Task input:
----------------------------------------

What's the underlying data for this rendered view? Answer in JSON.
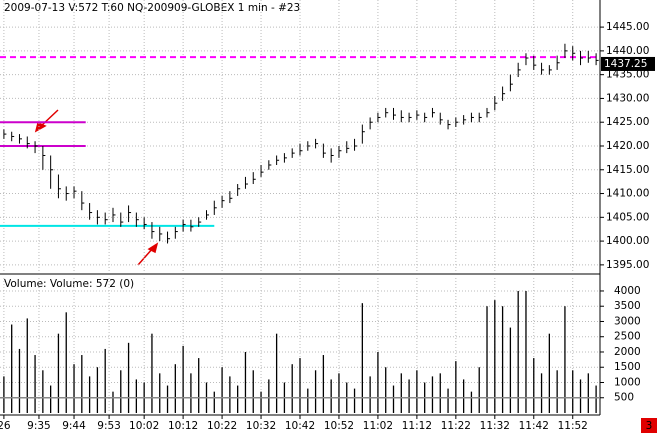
{
  "chart_data": {
    "type": "ohlc",
    "title": "2009-07-13  V:572  T:60  NQ-200909-GLOBEX  1 min  - #23",
    "x": [
      1,
      3,
      5,
      7,
      9,
      11,
      13,
      15,
      17,
      19,
      21,
      23,
      25,
      27,
      29,
      31,
      33,
      35,
      37,
      39,
      41,
      43,
      45,
      47,
      49,
      51,
      53,
      55,
      57,
      59,
      61,
      63,
      65,
      67,
      69,
      71,
      73,
      75,
      77,
      79,
      81,
      83,
      85,
      87,
      89,
      91,
      93,
      95,
      97,
      99,
      101,
      103,
      105,
      107,
      109,
      111,
      113,
      115,
      117,
      119,
      121,
      123,
      125,
      127,
      129,
      131,
      133,
      135,
      137,
      139,
      141,
      143,
      145,
      147,
      149,
      151,
      153
    ],
    "high": [
      1423.5,
      1423,
      1422.5,
      1422,
      1421,
      1420,
      1418,
      1414,
      1411.5,
      1411.5,
      1410.5,
      1408,
      1406.5,
      1406,
      1407,
      1406,
      1407.5,
      1406,
      1405,
      1404,
      1403,
      1402,
      1403,
      1404.5,
      1404.5,
      1405,
      1406.5,
      1408.5,
      1409.5,
      1410.5,
      1412,
      1413.5,
      1414.5,
      1416,
      1417,
      1418,
      1418.5,
      1419.5,
      1420.5,
      1421,
      1421.5,
      1420.5,
      1419.5,
      1420,
      1421,
      1421.5,
      1424.5,
      1426,
      1427,
      1428,
      1428,
      1427.5,
      1427,
      1427.5,
      1427,
      1428,
      1427,
      1425.5,
      1426,
      1426.5,
      1427,
      1427,
      1428,
      1430.5,
      1432.5,
      1435,
      1437.5,
      1439.5,
      1439,
      1437.5,
      1437,
      1439,
      1441.5,
      1441,
      1440,
      1440,
      1439.5
    ],
    "low": [
      1421.5,
      1421,
      1420.5,
      1419.5,
      1418.5,
      1415,
      1411,
      1409,
      1408.5,
      1409,
      1406.5,
      1404.5,
      1403.5,
      1403.5,
      1404,
      1403,
      1404,
      1403,
      1402.5,
      1400.5,
      1400,
      1399.5,
      1400.5,
      1402,
      1402,
      1403,
      1404.5,
      1405.5,
      1407,
      1408,
      1409.5,
      1411,
      1412,
      1413.5,
      1415,
      1416,
      1416.5,
      1417.5,
      1418,
      1419,
      1419.5,
      1417.5,
      1416.5,
      1417.5,
      1418.5,
      1419,
      1420.5,
      1423.5,
      1425,
      1426,
      1425.5,
      1425,
      1425,
      1425.5,
      1425,
      1426,
      1424.5,
      1423.5,
      1424,
      1424.5,
      1425,
      1425,
      1426,
      1427.5,
      1429.5,
      1431.5,
      1434.5,
      1437,
      1436,
      1435,
      1435,
      1436,
      1438.5,
      1438,
      1437,
      1437.5,
      1437
    ],
    "close": [
      1422.5,
      1422,
      1421.5,
      1420.5,
      1420,
      1418,
      1415,
      1411,
      1410,
      1410.5,
      1408,
      1406,
      1405,
      1404.5,
      1405.5,
      1404,
      1406,
      1404.5,
      1403.5,
      1402,
      1401.5,
      1400.5,
      1402,
      1403.5,
      1403,
      1404,
      1405.5,
      1407,
      1408.5,
      1409,
      1411,
      1412,
      1413,
      1414.5,
      1416,
      1417,
      1417.5,
      1418.5,
      1419,
      1420,
      1420.5,
      1418.5,
      1418,
      1419,
      1419.5,
      1420,
      1423,
      1425,
      1426,
      1427,
      1426.5,
      1426,
      1426,
      1426.5,
      1426,
      1427,
      1425.5,
      1424.5,
      1425,
      1425.5,
      1426,
      1426,
      1427,
      1429,
      1431,
      1433,
      1436,
      1438.5,
      1437,
      1436,
      1436,
      1437.5,
      1440,
      1439.5,
      1438.5,
      1438.5,
      1438
    ],
    "color": "#000000",
    "last_price": 1437.25,
    "xlim": [
      0,
      154
    ],
    "xticks": [
      {
        "value": 1,
        "label": "26"
      },
      {
        "value": 10,
        "label": "9:35"
      },
      {
        "value": 19,
        "label": "9:44"
      },
      {
        "value": 28,
        "label": "9:53"
      },
      {
        "value": 37,
        "label": "10:02"
      },
      {
        "value": 47,
        "label": "10:12"
      },
      {
        "value": 57,
        "label": "10:22"
      },
      {
        "value": 67,
        "label": "10:32"
      },
      {
        "value": 77,
        "label": "10:42"
      },
      {
        "value": 87,
        "label": "10:52"
      },
      {
        "value": 97,
        "label": "11:02"
      },
      {
        "value": 107,
        "label": "11:12"
      },
      {
        "value": 117,
        "label": "11:22"
      },
      {
        "value": 127,
        "label": "11:32"
      },
      {
        "value": 137,
        "label": "11:42"
      },
      {
        "value": 147,
        "label": "11:52"
      }
    ],
    "ylim": [
      1393.5,
      1450.7
    ],
    "yticks": [
      {
        "value": 1395,
        "label": "1395.00"
      },
      {
        "value": 1400,
        "label": "1400.00"
      },
      {
        "value": 1405,
        "label": "1405.00"
      },
      {
        "value": 1410,
        "label": "1410.00"
      },
      {
        "value": 1415,
        "label": "1415.00"
      },
      {
        "value": 1420,
        "label": "1420.00"
      },
      {
        "value": 1425,
        "label": "1425.00"
      },
      {
        "value": 1430,
        "label": "1430.00"
      },
      {
        "value": 1435,
        "label": "1435.00"
      },
      {
        "value": 1440,
        "label": "1440.00"
      },
      {
        "value": 1445,
        "label": "1445.00"
      }
    ],
    "grid": true,
    "levels": [
      {
        "value": 1438.7,
        "color": "#ff00ff",
        "dashed": true,
        "end_x": 154
      },
      {
        "value": 1425,
        "color": "#cc00cc",
        "dashed": false,
        "end_x": 22
      },
      {
        "value": 1420,
        "color": "#cc00cc",
        "dashed": false,
        "end_x": 22
      },
      {
        "value": 1403.2,
        "color": "#00e5e5",
        "dashed": false,
        "end_x": 55
      }
    ],
    "volume": {
      "title": "Volume:  Volume: 572  (0)",
      "values": [
        1200,
        2900,
        2100,
        3100,
        1900,
        1400,
        900,
        2600,
        3300,
        1600,
        1900,
        1200,
        1500,
        2100,
        700,
        1400,
        2300,
        1100,
        1000,
        2600,
        1300,
        900,
        1600,
        2200,
        1300,
        1800,
        1000,
        700,
        1500,
        1200,
        900,
        2000,
        1400,
        700,
        1100,
        2600,
        1000,
        1600,
        1800,
        800,
        1400,
        1900,
        1100,
        1300,
        1000,
        800,
        3600,
        1200,
        2000,
        1500,
        900,
        1300,
        1100,
        1400,
        1000,
        1200,
        1300,
        800,
        1700,
        1100,
        700,
        1500,
        3500,
        3700,
        3500,
        2800,
        4000,
        4000,
        1800,
        1300,
        2600,
        1400,
        3500,
        1400,
        1100,
        1300,
        900
      ],
      "color": "#000000",
      "average": 500,
      "ylim": [
        0,
        4425
      ],
      "yticks": [
        500,
        1000,
        1500,
        2000,
        2500,
        3000,
        3500,
        4000
      ]
    },
    "page_badge": "3"
  }
}
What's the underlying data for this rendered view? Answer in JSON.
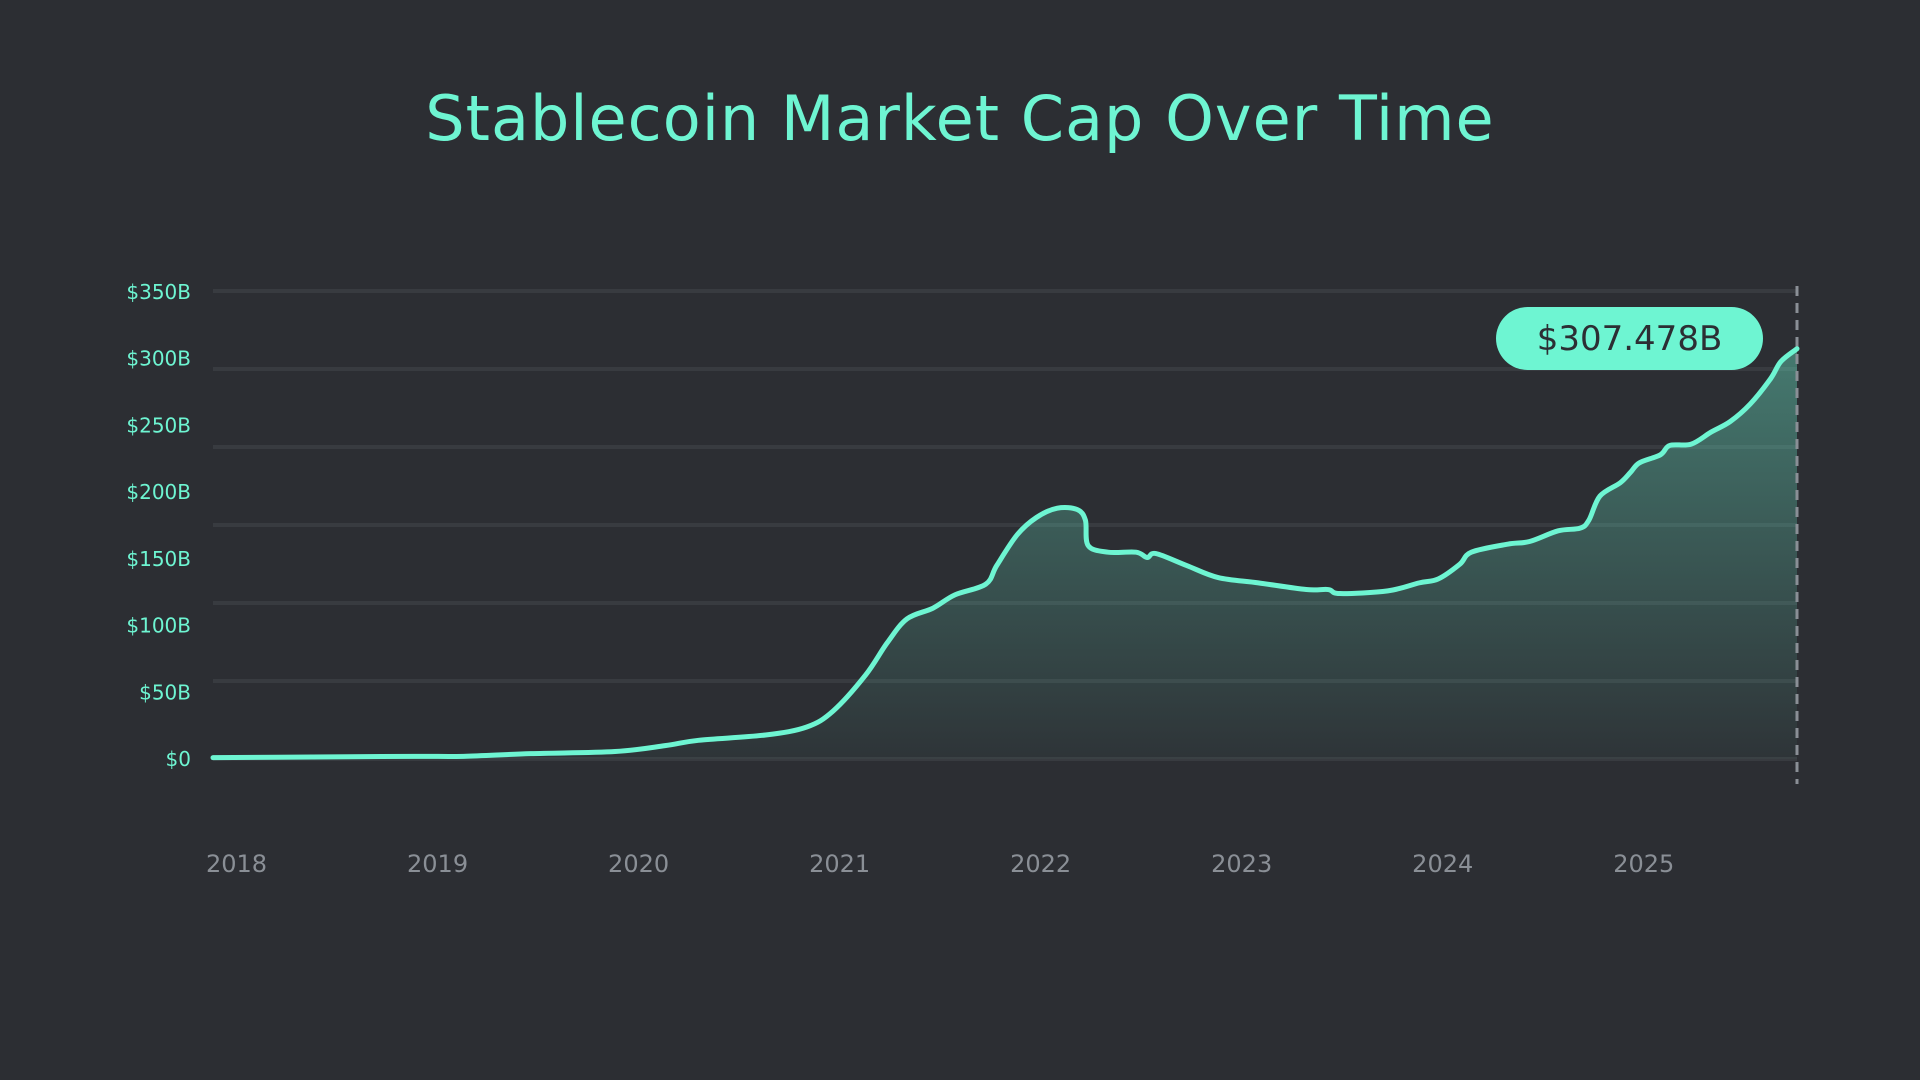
{
  "chart_data": {
    "type": "area",
    "title": "Stablecoin Market Cap Over Time",
    "xlabel": "",
    "ylabel": "",
    "ylim": [
      0,
      350
    ],
    "y_ticks": [
      "$0",
      "$50B",
      "$100B",
      "$150B",
      "$200B",
      "$250B",
      "$300B",
      "$350B"
    ],
    "y_tick_values": [
      0,
      50,
      100,
      150,
      200,
      250,
      300,
      350
    ],
    "x_ticks": [
      "2018",
      "2019",
      "2020",
      "2021",
      "2022",
      "2023",
      "2024",
      "2025"
    ],
    "xlim": [
      "2018-01-01",
      "2025-11-18"
    ],
    "grid": true,
    "latest_value_label": "$307.478B",
    "colors": {
      "line": "#6ef5d2",
      "background": "#2c2e33",
      "grid": "#383b40",
      "x_tick": "#8a8f96",
      "marker_line": "#8a8f96"
    },
    "series": [
      {
        "x": [
          "2018-01-01",
          "2018-07-01",
          "2019-01-01",
          "2019-04-01",
          "2019-08-01",
          "2020-01-01",
          "2020-04-01",
          "2020-06-01",
          "2020-10-01",
          "2020-12-15",
          "2021-02-01",
          "2021-04-01",
          "2021-05-10",
          "2021-06-15",
          "2021-08-01",
          "2021-09-10",
          "2021-11-05",
          "2021-11-25",
          "2022-01-01",
          "2022-02-05",
          "2022-03-15",
          "2022-04-20",
          "2022-05-05",
          "2022-05-10",
          "2022-06-15",
          "2022-08-05",
          "2022-08-25",
          "2022-09-10",
          "2022-11-05",
          "2023-01-01",
          "2023-03-15",
          "2023-06-10",
          "2023-07-20",
          "2023-08-10",
          "2023-11-05",
          "2024-01-01",
          "2024-02-05",
          "2024-03-15",
          "2024-04-05",
          "2024-06-10",
          "2024-07-20",
          "2024-09-10",
          "2024-10-20",
          "2024-11-05",
          "2024-11-25",
          "2025-01-01",
          "2025-01-20",
          "2025-02-05",
          "2025-03-15",
          "2025-04-01",
          "2025-05-10",
          "2025-06-15",
          "2025-07-20",
          "2025-08-25",
          "2025-10-01",
          "2025-10-20",
          "2025-11-18"
        ],
        "values": [
          1,
          1.5,
          2,
          2,
          4,
          5.6,
          10,
          14,
          18,
          24,
          36,
          63,
          87,
          105,
          113,
          123,
          131,
          145,
          168,
          181,
          188,
          187,
          179,
          160,
          155,
          155,
          151,
          154,
          145,
          136,
          132,
          127,
          127,
          124,
          126,
          132,
          135,
          146,
          155,
          161,
          163,
          171,
          173,
          179,
          197,
          207,
          215,
          222,
          228,
          235,
          236,
          245,
          253,
          266,
          285,
          298,
          307.478
        ]
      }
    ]
  }
}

----------------------------------------

Exercise aim:
Wherever the string "title" appears in the entries above, list that line.

Full solution:
    "title": "2009-07-13  V:572  T:60  NQ-200909-GLOBEX  1 min  - #23",
      "title": "Volume:  Volume: 572  (0)",
    "title": "Stablecoin Market Cap Over Time",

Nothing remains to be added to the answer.